Records excerpted from a collection:
━━━━

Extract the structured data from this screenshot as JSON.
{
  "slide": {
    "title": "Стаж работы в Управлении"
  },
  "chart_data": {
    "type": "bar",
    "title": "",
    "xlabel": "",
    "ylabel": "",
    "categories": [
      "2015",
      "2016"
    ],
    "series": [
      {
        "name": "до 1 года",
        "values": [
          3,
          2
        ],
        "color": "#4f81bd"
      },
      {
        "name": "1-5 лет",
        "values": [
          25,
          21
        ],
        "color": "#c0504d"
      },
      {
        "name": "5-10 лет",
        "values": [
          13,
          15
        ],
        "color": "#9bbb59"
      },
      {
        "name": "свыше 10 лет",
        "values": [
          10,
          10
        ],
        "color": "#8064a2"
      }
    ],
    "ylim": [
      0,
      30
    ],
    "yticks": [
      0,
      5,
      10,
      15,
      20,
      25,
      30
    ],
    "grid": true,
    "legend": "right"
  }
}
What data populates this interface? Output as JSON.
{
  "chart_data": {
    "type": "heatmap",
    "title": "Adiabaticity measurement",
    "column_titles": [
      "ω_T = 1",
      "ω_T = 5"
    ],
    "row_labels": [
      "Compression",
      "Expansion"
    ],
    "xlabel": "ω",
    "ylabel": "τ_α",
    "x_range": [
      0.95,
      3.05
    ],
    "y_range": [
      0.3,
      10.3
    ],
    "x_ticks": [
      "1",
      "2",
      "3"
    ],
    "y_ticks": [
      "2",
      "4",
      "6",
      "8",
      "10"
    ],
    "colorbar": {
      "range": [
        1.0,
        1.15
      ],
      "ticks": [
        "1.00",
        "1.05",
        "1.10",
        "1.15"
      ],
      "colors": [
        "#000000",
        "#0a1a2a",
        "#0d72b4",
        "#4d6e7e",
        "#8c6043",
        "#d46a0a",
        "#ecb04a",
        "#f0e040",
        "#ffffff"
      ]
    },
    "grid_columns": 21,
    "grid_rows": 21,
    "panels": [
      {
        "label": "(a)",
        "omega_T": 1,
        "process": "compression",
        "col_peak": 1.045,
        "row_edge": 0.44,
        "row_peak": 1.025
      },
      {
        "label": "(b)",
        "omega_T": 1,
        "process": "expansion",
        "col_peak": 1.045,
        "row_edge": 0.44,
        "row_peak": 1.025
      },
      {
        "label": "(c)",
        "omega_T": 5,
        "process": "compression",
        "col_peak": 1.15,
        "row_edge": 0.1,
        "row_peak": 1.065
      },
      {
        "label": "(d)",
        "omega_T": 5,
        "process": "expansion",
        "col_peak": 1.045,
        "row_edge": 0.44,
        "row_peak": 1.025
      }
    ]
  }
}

━━━━

> [What the task requires]: Quote each line of the data above exactly as written.

> [Worked answer]:
Extract the structured data from this screenshot as JSON.
{
  "slide": {
    "title": "Стаж работы в Управлении"
  },
  "chart_data": {
    "type": "bar",
    "title": "",
    "xlabel": "",
    "ylabel": "",
    "categories": [
      "2015",
      "2016"
    ],
    "series": [
      {
        "name": "до 1 года",
        "values": [
          3,
          2
        ],
        "color": "#4f81bd"
      },
      {
        "name": "1-5 лет",
        "values": [
          25,
          21
        ],
        "color": "#c0504d"
      },
      {
        "name": "5-10 лет",
        "values": [
          13,
          15
        ],
        "color": "#9bbb59"
      },
      {
        "name": "свыше 10 лет",
        "values": [
          10,
          10
        ],
        "color": "#8064a2"
      }
    ],
    "ylim": [
      0,
      30
    ],
    "yticks": [
      0,
      5,
      10,
      15,
      20,
      25,
      30
    ],
    "grid": true,
    "legend": "right"
  }
}
What data populates this interface? Output as JSON.
{
  "chart_data": {
    "type": "heatmap",
    "title": "Adiabaticity measurement",
    "column_titles": [
      "ω_T = 1",
      "ω_T = 5"
    ],
    "row_labels": [
      "Compression",
      "Expansion"
    ],
    "xlabel": "ω",
    "ylabel": "τ_α",
    "x_range": [
      0.95,
      3.05
    ],
    "y_range": [
      0.3,
      10.3
    ],
    "x_ticks": [
      "1",
      "2",
      "3"
    ],
    "y_ticks": [
      "2",
      "4",
      "6",
      "8",
      "10"
    ],
    "colorbar": {
      "range": [
        1.0,
        1.15
      ],
      "ticks": [
        "1.00",
        "1.05",
        "1.10",
        "1.15"
      ],
      "colors": [
        "#000000",
        "#0a1a2a",
        "#0d72b4",
        "#4d6e7e",
        "#8c6043",
        "#d46a0a",
        "#ecb04a",
        "#f0e040",
        "#ffffff"
      ]
    },
    "grid_columns": 21,
    "grid_rows": 21,
    "panels": [
      {
        "label": "(a)",
        "omega_T": 1,
        "process": "compression",
        "col_peak": 1.045,
        "row_edge": 0.44,
        "row_peak": 1.025
      },
      {
        "label": "(b)",
        "omega_T": 1,
        "process": "expansion",
        "col_peak": 1.045,
        "row_edge": 0.44,
        "row_peak": 1.025
      },
      {
        "label": "(c)",
        "omega_T": 5,
        "process": "compression",
        "col_peak": 1.15,
        "row_edge": 0.1,
        "row_peak": 1.065
      },
      {
        "label": "(d)",
        "omega_T": 5,
        "process": "expansion",
        "col_peak": 1.045,
        "row_edge": 0.44,
        "row_peak": 1.025
      }
    ]
  }
}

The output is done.